··· INPUT ···

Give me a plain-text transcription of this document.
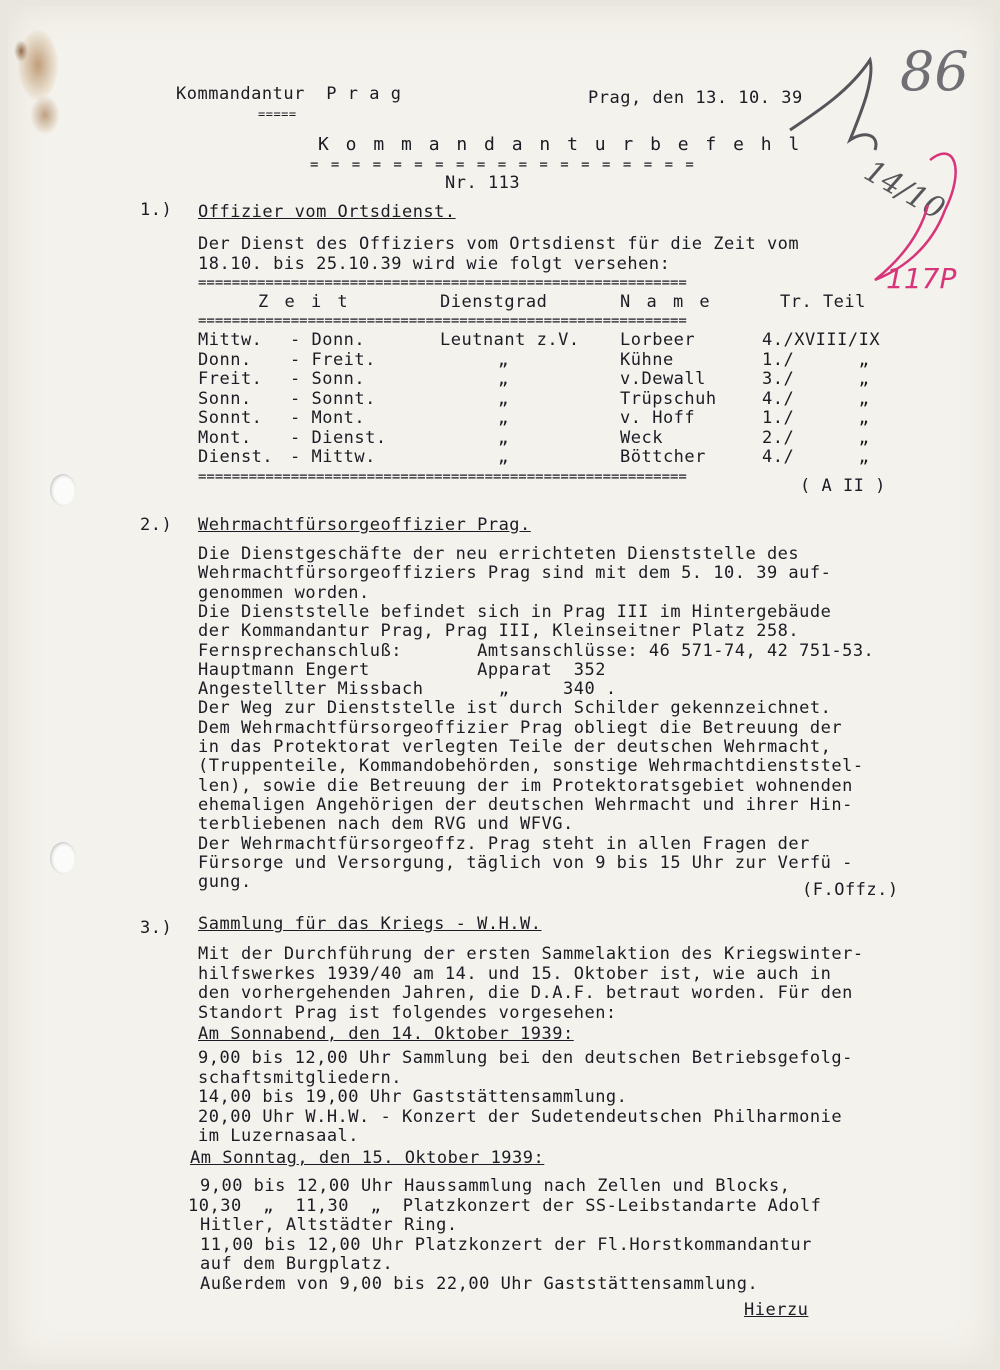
86
14/10
117P
Kommandantur  P r a g
=====
Prag, den 13. 10. 39
K o m m a n d a n t u r b e f e h l
= = = = = = = = = = = = = = = = = = =
Nr. 113
1.) Offizier vom Ortsdienst.
Der Dienst des Offiziers vom Ortsdienst für die Zeit vom
18.10. bis 25.10.39 wird wie folgt versehen:
==========================================================
Z e i t	Dienstgrad	N a m e	Tr. Teil
==========================================================
Mittw. - Donn.	Leutnant z.V. Lorbeer	4./XVIII/IX
Donn. - Freit.	„	Kühne	1./      „
Freit. - Sonn.	„	v.Dewall	3./      „
Sonn. - Sonnt.	„	Trüpschuh	4./      „
Sonnt. - Mont.	„	v. Hoff	1./      „
Mont. - Dienst.	„	Weck	2./      „
Dienst. - Mittw.	„	Böttcher	4./      „
==========================================================	( A II )
2.) Wehrmachtfürsorgeoffizier Prag.
Die Dienstgeschäfte der neu errichteten Dienststelle des
Wehrmachtfürsorgeoffiziers Prag sind mit dem 5. 10. 39 auf-
genommen worden.
Die Dienststelle befindet sich in Prag III im Hintergebäude
der Kommandantur Prag, Prag III, Kleinseitner Platz 258.
Fernsprechanschluß:       Amtsanschlüsse: 46 571-74, 42 751-53.
Hauptmann Engert          Apparat  352
Angestellter Missbach       „     340 .
Der Weg zur Dienststelle ist durch Schilder gekennzeichnet.
Dem Wehrmachtfürsorgeoffizier Prag obliegt die Betreuung der
in das Protektorat verlegten Teile der deutschen Wehrmacht,
(Truppenteile, Kommandobehörden, sonstige Wehrmachtdienststel-
len), sowie die Betreuung der im Protektoratsgebiet wohnenden
ehemaligen Angehörigen der deutschen Wehrmacht und ihrer Hin-
terbliebenen nach dem RVG und WFVG.
Der Wehrmachtfürsorgeoffz. Prag steht in allen Fragen der
Fürsorge und Versorgung, täglich von 9 bis 15 Uhr zur Verfü -
gung.	(F.Offz.)
3.) Sammlung für das Kriegs - W.H.W.
Mit der Durchführung der ersten Sammelaktion des Kriegswinter-
hilfswerkes 1939/40 am 14. und 15. Oktober ist, wie auch in
den vorhergehenden Jahren, die D.A.F. betraut worden. Für den
Standort Prag ist folgendes vorgesehen:
Am Sonnabend, den 14. Oktober 1939:
9,00 bis 12,00 Uhr Sammlung bei den deutschen Betriebsgefolg-
schaftsmitgliedern.
14,00 bis 19,00 Uhr Gaststättensammlung.
20,00 Uhr W.H.W. - Konzert der Sudetendeutschen Philharmonie
im Luzernasaal.
Am Sonntag, den 15. Oktober 1939:
9,00 bis 12,00 Uhr Haussammlung nach Zellen und Blocks,
10,30  „  11,30  „  Platzkonzert der SS-Leibstandarte Adolf
Hitler, Altstädter Ring.
11,00 bis 12,00 Uhr Platzkonzert der Fl.Horstkommandantur
auf dem Burgplatz.
Außerdem von 9,00 bis 22,00 Uhr Gaststättensammlung.
Hierzu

···

- [GOAL OF THE EXERCISE]
Give every entry again word for word; no images belong in the copy.

- [OUTPUT OF THE EXERCISE]
Give me a plain-text transcription of this document.
86
14/10
117P
Kommandantur  P r a g
=====
Prag, den 13. 10. 39
K o m m a n d a n t u r b e f e h l
= = = = = = = = = = = = = = = = = = =
Nr. 113
1.) Offizier vom Ortsdienst.
Der Dienst des Offiziers vom Ortsdienst für die Zeit vom
18.10. bis 25.10.39 wird wie folgt versehen:
==========================================================
Z e i t	Dienstgrad	N a m e	Tr. Teil
==========================================================
Mittw. - Donn.	Leutnant z.V. Lorbeer	4./XVIII/IX
Donn. - Freit.	„	Kühne	1./      „
Freit. - Sonn.	„	v.Dewall	3./      „
Sonn. - Sonnt.	„	Trüpschuh	4./      „
Sonnt. - Mont.	„	v. Hoff	1./      „
Mont. - Dienst.	„	Weck	2./      „
Dienst. - Mittw.	„	Böttcher	4./      „
==========================================================	( A II )
2.) Wehrmachtfürsorgeoffizier Prag.
Die Dienstgeschäfte der neu errichteten Dienststelle des
Wehrmachtfürsorgeoffiziers Prag sind mit dem 5. 10. 39 auf-
genommen worden.
Die Dienststelle befindet sich in Prag III im Hintergebäude
der Kommandantur Prag, Prag III, Kleinseitner Platz 258.
Fernsprechanschluß:       Amtsanschlüsse: 46 571-74, 42 751-53.
Hauptmann Engert          Apparat  352
Angestellter Missbach       „     340 .
Der Weg zur Dienststelle ist durch Schilder gekennzeichnet.
Dem Wehrmachtfürsorgeoffizier Prag obliegt die Betreuung der
in das Protektorat verlegten Teile der deutschen Wehrmacht,
(Truppenteile, Kommandobehörden, sonstige Wehrmachtdienststel-
len), sowie die Betreuung der im Protektoratsgebiet wohnenden
ehemaligen Angehörigen der deutschen Wehrmacht und ihrer Hin-
terbliebenen nach dem RVG und WFVG.
Der Wehrmachtfürsorgeoffz. Prag steht in allen Fragen der
Fürsorge und Versorgung, täglich von 9 bis 15 Uhr zur Verfü -
gung.	(F.Offz.)
3.) Sammlung für das Kriegs - W.H.W.
Mit der Durchführung der ersten Sammelaktion des Kriegswinter-
hilfswerkes 1939/40 am 14. und 15. Oktober ist, wie auch in
den vorhergehenden Jahren, die D.A.F. betraut worden. Für den
Standort Prag ist folgendes vorgesehen:
Am Sonnabend, den 14. Oktober 1939:
9,00 bis 12,00 Uhr Sammlung bei den deutschen Betriebsgefolg-
schaftsmitgliedern.
14,00 bis 19,00 Uhr Gaststättensammlung.
20,00 Uhr W.H.W. - Konzert der Sudetendeutschen Philharmonie
im Luzernasaal.
Am Sonntag, den 15. Oktober 1939:
9,00 bis 12,00 Uhr Haussammlung nach Zellen und Blocks,
10,30  „  11,30  „  Platzkonzert der SS-Leibstandarte Adolf
Hitler, Altstädter Ring.
11,00 bis 12,00 Uhr Platzkonzert der Fl.Horstkommandantur
auf dem Burgplatz.
Außerdem von 9,00 bis 22,00 Uhr Gaststättensammlung.
Hierzu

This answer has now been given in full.